## start Information shown

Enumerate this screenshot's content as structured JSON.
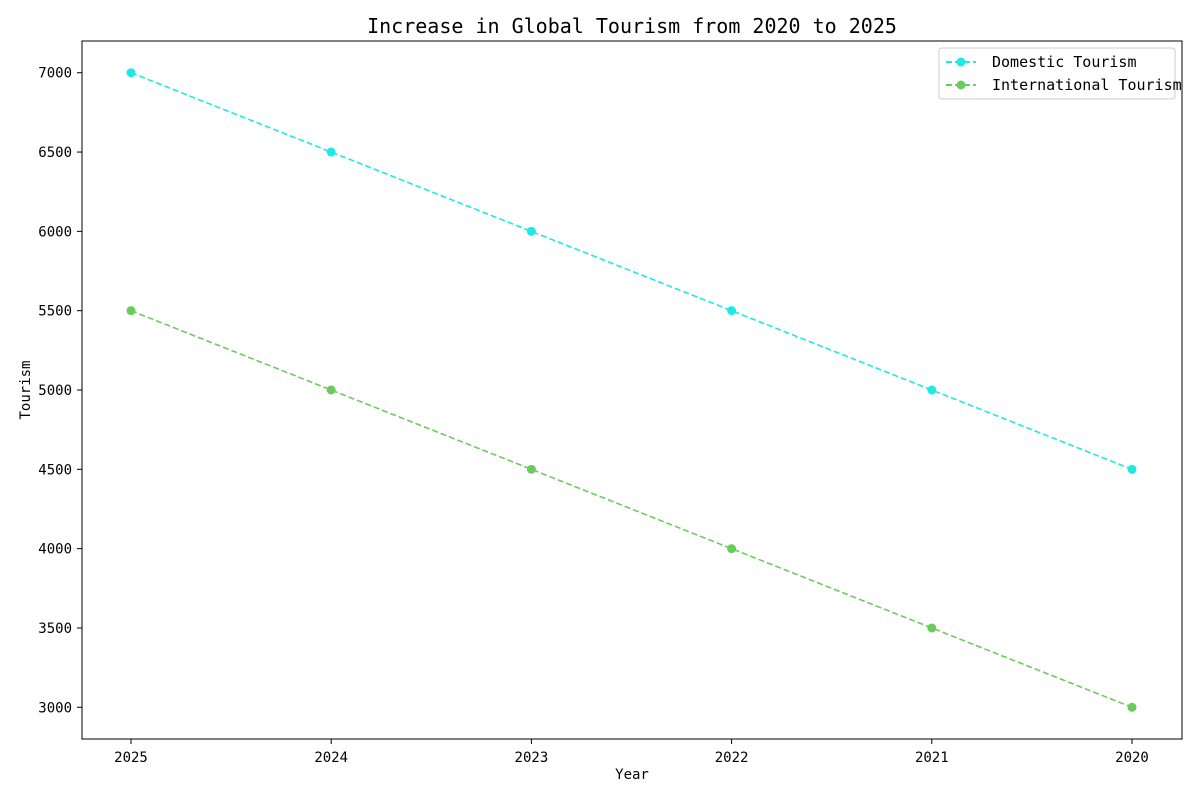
{
  "chart_data": {
    "type": "line",
    "title": "Increase in Global Tourism from 2020 to 2025",
    "xlabel": "Year",
    "ylabel": "Tourism",
    "categories": [
      "2025",
      "2024",
      "2023",
      "2022",
      "2021",
      "2020"
    ],
    "y_ticks": [
      3000,
      3500,
      4000,
      4500,
      5000,
      5500,
      6000,
      6500,
      7000
    ],
    "ylim": [
      2800,
      7200
    ],
    "grid": false,
    "legend_position": "top-right",
    "series": [
      {
        "name": "Domestic Tourism",
        "color": "#1de9e6",
        "line_style": "dashed",
        "marker": "circle",
        "values": [
          7000,
          6500,
          6000,
          5500,
          5000,
          4500
        ]
      },
      {
        "name": "International Tourism",
        "color": "#6ccb5f",
        "line_style": "dashed",
        "marker": "circle",
        "values": [
          5500,
          5000,
          4500,
          4000,
          3500,
          3000
        ]
      }
    ]
  }
}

## end Information shown

Exercise prompt:
Each line in the records above should be reproduced exactly; images are not copied.

In response:
Enumerate this screenshot's content as structured JSON.
{
  "chart_data": {
    "type": "line",
    "title": "Increase in Global Tourism from 2020 to 2025",
    "xlabel": "Year",
    "ylabel": "Tourism",
    "categories": [
      "2025",
      "2024",
      "2023",
      "2022",
      "2021",
      "2020"
    ],
    "y_ticks": [
      3000,
      3500,
      4000,
      4500,
      5000,
      5500,
      6000,
      6500,
      7000
    ],
    "ylim": [
      2800,
      7200
    ],
    "grid": false,
    "legend_position": "top-right",
    "series": [
      {
        "name": "Domestic Tourism",
        "color": "#1de9e6",
        "line_style": "dashed",
        "marker": "circle",
        "values": [
          7000,
          6500,
          6000,
          5500,
          5000,
          4500
        ]
      },
      {
        "name": "International Tourism",
        "color": "#6ccb5f",
        "line_style": "dashed",
        "marker": "circle",
        "values": [
          5500,
          5000,
          4500,
          4000,
          3500,
          3000
        ]
      }
    ]
  }
}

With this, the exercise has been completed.